_OBJECTIVE_
Pick out each line with the word "this" from the material that follows.

_RECORDS PROVIDED_
[START]
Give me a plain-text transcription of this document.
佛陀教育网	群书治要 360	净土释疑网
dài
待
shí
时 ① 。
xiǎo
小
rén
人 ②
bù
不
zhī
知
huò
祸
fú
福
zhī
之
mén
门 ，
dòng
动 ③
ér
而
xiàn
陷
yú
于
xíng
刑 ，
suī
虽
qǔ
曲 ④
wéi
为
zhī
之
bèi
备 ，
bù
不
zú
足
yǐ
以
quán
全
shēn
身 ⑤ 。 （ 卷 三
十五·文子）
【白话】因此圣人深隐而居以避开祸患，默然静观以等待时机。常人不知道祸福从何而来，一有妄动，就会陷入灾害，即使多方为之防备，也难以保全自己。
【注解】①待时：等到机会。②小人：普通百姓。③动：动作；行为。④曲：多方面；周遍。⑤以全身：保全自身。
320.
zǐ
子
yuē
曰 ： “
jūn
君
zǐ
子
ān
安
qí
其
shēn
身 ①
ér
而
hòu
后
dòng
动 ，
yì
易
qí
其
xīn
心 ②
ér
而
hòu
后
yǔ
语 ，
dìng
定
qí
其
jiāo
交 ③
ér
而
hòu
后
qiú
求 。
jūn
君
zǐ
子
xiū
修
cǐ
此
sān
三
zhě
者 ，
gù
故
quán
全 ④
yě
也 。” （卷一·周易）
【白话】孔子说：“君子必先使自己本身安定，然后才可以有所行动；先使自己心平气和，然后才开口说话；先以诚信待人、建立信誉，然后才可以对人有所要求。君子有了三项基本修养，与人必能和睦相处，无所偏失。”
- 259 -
[END]
[START]
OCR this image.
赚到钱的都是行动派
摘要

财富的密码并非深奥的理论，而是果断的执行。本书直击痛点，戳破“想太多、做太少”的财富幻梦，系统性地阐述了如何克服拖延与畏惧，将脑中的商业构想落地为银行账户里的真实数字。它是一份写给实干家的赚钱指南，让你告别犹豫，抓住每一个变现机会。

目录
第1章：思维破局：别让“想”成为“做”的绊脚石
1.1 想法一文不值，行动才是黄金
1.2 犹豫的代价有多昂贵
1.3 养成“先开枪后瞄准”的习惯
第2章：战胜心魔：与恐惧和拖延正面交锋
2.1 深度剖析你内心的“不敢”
[END]
_ANSWER TO THE EXERCISE_
Give me a plain-text transcription of this document.
OCR this image.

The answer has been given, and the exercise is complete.